WHAT THE EXERCISE ASKS:
Go through the lines below and copy each one that holds the string "eyes".
= = = = =
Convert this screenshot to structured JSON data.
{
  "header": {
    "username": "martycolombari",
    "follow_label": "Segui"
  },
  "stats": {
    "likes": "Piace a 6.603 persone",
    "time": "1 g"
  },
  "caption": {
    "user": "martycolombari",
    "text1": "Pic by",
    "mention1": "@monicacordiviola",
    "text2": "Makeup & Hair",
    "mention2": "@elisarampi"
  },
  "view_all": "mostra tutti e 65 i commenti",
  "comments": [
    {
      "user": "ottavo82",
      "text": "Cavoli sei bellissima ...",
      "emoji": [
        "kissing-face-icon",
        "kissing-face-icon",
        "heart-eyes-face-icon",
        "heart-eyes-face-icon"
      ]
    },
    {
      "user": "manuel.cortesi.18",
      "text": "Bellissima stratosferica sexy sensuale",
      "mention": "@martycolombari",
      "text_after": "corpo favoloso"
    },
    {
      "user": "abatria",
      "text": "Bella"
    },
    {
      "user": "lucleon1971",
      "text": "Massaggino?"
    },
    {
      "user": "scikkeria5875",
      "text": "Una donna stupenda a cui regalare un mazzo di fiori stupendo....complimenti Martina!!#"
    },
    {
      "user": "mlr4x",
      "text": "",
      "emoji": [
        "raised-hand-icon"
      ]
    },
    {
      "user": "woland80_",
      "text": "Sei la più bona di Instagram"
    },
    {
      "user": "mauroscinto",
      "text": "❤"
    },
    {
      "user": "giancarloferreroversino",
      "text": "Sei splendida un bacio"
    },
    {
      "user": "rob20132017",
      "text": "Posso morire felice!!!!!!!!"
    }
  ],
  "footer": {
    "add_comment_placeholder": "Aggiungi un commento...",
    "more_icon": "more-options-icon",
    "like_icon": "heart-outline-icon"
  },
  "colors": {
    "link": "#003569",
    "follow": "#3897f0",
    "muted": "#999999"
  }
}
= = = = =
FULL OUTPUT:
        "heart-eyes-face-icon",
        "heart-eyes-face-icon"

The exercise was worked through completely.